Passage provided.
--- START ---
For they could easily show, that not only in Homer,
but in the general language of early pagans, all the gods generally were spoken
of as demons—and therefore, verbally speaking, Clemens and Tatian seemed
to affirm nothing more against Zeus or Apollo than was involved in the language
of paganism itself. Yet the audience of Homer or Sophocles would have
strenuously repudiated the proposition, if it had been put to them in the sense
which the word demon bore in the ago and among the circle of these Christian writers.
In the imagination of the author of the “Works and
Days”, the demons occupy an important place, and are regarded as being of
serious practical efficiency. When he is remonstrating with the rulers around
him upon their gross injustice and corruption, he reminds them of the vast
number of these immortal servants of Zeus who are perpetually on guard amidst
mankind, and through whom the visitations of the gods will descend even upon
the most potent evil-doers. His supposition that the demons were not gods, but
departed men of the golden race, allowed him to multiply their number
indefinitely, without too much cheapening the divine dignity.
As this poet, enslaved by the current legends, has
introduced the heroic race into a series to which they do not legitimately
belong—so he has under the same influence inserted in another part of his poem
the myth of Pandora and Prometheus, as a means of explaining the primary
diffusion, and actual abundance, of evil among mankind. Yet this myth can in no
way consist, with his quintuple scale of distinct races, and is in fact a
totally distinct theory to explain the same problem,—the transition of mankind
from a supposed state of antecedent happiness to one of present toil and
suffering. Such an inconsistency is not a sufficient reason for questioning the
genuineness of either passage; for the two stories, though one contradicts the
other, both harmonies with that central purpose which governs the author’s
mind,—a querulous and didactic appreciation of the present. That such was his
purpose appears not only from the whole tenor of his poem, but also from the
remarkable fact that his own personality, his own adventures and kindred, and
his own sufferings figure in it conspicuously. And this introduction of
self-imparts to it a peculiar interest. The father of Hesiod came over from the
Eolic Kyme, with the view of bettering his
condition, and settled at Askra in Boeotia,
at the foot of Mount Helicon. After his death his two sons divided the family
inheritance: but Hesiod bitterly complains that his brother Perses cheated and went to law with him, and obtained
through corrupt judges an unjust decision. He farther reproaches his brother
with a preference for the suits and unprofitable bustle of the agora, at a time
when he ought to be laboring for his subsistence in the field. Askra indeed was a miserable place, repulsive both in
summer and winter. Hesiod had never crossed the sea, except once from Aulis to
Euboea, whither he went to attend the funeral-games of Amphidamas, the chief
of Chalcis: he sung a hymn, and gained as prize a tripod, which he consecrated
to the muses in Helicon.
--- END ---
Dataset.
--- START ---
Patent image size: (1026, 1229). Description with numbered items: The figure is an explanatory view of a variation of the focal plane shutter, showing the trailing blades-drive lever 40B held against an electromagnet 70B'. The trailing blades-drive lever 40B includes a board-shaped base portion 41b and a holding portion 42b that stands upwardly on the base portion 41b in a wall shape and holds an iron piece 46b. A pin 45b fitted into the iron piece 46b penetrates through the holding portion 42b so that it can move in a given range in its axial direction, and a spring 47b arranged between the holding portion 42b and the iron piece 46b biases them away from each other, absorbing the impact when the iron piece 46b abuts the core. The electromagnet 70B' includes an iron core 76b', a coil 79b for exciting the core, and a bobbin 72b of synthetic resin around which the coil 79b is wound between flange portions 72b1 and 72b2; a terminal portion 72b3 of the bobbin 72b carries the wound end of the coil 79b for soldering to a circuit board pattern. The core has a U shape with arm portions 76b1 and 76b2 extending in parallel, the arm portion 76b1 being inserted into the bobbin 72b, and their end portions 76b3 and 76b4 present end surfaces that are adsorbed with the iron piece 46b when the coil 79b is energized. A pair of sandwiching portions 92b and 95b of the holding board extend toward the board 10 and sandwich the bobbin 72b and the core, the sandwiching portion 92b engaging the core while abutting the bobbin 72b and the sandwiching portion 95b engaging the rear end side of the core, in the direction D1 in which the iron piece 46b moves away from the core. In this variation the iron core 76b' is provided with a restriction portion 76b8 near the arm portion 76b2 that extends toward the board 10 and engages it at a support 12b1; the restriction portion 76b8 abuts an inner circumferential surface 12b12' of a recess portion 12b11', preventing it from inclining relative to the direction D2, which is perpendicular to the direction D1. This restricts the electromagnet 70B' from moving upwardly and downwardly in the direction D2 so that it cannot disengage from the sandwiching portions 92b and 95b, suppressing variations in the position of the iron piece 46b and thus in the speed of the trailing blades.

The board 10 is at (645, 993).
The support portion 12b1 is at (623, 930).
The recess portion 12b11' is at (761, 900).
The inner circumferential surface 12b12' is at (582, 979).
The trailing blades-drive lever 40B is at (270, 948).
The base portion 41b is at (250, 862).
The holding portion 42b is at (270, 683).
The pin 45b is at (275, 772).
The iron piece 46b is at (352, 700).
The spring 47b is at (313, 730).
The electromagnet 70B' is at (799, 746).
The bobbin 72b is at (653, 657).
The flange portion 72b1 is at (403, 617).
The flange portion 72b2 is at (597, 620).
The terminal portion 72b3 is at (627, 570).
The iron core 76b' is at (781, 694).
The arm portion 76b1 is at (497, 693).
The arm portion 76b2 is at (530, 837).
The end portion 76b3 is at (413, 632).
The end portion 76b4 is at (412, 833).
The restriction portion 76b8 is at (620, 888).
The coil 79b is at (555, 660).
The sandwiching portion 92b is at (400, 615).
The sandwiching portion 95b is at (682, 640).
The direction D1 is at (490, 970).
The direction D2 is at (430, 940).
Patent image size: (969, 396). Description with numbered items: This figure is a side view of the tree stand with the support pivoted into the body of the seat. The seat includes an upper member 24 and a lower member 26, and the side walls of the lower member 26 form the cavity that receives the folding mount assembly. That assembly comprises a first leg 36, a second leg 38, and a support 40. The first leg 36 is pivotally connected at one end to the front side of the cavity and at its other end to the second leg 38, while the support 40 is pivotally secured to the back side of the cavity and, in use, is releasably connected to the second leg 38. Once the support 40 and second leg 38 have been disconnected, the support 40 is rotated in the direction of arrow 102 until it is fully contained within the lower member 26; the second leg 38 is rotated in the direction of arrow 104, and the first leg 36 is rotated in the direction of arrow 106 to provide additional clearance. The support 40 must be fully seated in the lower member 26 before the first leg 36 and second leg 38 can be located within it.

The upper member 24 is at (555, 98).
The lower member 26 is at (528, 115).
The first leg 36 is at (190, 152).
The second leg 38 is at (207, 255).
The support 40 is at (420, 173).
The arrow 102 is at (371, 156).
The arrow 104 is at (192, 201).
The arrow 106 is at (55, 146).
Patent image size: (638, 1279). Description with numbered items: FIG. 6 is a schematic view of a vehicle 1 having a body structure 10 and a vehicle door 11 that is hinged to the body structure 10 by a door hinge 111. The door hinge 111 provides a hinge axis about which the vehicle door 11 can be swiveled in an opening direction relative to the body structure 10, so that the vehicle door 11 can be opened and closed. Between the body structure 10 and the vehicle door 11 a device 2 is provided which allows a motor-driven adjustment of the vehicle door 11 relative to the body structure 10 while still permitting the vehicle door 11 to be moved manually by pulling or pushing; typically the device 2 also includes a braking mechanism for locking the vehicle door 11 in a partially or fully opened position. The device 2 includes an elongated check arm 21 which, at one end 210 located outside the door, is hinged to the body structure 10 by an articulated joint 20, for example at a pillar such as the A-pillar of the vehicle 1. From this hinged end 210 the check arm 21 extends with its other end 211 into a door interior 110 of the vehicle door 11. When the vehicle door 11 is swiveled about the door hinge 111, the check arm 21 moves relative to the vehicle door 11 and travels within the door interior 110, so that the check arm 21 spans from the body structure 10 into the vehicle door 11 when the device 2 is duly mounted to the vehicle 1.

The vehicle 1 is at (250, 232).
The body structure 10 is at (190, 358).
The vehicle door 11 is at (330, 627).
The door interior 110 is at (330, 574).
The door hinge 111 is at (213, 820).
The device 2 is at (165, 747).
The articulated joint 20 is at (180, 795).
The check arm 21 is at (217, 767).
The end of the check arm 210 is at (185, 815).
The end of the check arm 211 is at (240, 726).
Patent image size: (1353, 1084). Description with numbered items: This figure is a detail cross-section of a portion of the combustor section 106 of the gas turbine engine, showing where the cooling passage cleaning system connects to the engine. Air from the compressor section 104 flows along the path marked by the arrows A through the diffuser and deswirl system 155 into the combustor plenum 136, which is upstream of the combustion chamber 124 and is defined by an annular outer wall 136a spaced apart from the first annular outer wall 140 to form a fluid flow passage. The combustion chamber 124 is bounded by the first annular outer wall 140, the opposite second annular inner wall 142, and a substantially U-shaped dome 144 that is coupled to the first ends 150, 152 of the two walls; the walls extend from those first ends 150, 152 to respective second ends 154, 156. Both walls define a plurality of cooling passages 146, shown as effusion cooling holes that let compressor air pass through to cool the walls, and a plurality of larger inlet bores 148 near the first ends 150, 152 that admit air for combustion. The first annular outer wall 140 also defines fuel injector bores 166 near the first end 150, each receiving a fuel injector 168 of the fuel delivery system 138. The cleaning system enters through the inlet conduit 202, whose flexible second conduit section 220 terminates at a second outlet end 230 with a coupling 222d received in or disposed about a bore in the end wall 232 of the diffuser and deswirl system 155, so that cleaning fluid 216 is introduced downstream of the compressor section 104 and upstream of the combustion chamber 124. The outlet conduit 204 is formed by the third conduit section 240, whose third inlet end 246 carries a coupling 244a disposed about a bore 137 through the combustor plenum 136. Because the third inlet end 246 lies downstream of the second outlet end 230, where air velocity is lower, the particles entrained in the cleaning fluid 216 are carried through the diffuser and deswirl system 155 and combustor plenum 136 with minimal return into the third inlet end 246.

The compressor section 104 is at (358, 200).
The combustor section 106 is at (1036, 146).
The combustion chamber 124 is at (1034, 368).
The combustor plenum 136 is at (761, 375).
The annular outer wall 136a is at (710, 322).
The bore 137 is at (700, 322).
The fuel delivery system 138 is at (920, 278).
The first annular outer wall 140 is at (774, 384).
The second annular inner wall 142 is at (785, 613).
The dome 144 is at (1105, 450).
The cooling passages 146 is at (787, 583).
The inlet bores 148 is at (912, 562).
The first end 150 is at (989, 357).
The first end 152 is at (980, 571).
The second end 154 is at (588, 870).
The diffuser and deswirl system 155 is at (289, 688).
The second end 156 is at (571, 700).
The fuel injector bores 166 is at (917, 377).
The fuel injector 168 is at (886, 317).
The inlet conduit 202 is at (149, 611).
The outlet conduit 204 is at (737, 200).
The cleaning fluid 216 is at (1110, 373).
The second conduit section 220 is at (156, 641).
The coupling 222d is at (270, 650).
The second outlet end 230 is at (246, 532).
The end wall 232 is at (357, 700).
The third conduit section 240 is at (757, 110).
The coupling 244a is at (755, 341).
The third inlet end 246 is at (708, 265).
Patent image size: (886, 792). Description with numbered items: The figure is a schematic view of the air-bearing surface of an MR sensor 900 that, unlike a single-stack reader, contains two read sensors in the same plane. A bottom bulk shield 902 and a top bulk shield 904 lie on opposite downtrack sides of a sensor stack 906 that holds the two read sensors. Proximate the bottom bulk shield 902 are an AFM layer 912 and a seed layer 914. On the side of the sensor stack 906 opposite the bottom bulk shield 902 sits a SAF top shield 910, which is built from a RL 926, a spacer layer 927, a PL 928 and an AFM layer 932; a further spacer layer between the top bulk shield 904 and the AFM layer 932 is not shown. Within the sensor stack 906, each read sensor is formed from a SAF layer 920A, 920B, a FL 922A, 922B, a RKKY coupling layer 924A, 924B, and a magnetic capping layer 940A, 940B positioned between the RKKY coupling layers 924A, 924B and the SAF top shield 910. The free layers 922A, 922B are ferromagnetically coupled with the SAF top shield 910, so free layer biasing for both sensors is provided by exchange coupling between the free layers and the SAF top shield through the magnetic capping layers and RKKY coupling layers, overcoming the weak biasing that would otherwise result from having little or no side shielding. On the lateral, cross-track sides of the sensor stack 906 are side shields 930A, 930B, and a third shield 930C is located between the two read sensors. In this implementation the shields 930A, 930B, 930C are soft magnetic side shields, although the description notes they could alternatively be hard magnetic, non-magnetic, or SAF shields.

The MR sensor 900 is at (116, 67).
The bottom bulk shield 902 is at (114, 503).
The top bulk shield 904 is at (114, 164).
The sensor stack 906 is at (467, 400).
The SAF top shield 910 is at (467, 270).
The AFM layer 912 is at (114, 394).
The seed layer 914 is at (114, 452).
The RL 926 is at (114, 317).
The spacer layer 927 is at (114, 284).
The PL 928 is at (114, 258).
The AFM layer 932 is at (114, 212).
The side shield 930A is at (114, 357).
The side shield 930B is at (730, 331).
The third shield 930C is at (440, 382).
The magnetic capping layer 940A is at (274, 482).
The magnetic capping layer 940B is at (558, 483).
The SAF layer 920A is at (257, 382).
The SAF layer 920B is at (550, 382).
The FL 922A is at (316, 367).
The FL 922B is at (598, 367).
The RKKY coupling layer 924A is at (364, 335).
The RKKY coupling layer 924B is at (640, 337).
--- END ---
According to the passage on Hesiod, why does the conflict between the Pandora and Prometheus myth and the scale of five races give no reason to doubt that either section is genuine? Answer in one to three sentences.

Task response.
Although the two stories contradict each other, both fit the central purpose that governs the author's mind: a querulous and didactic appreciation of the present. That purpose shows in the whole tenor of the poem. It also shows in how prominently his own personality, adventures, kindred and sufferings figure in it.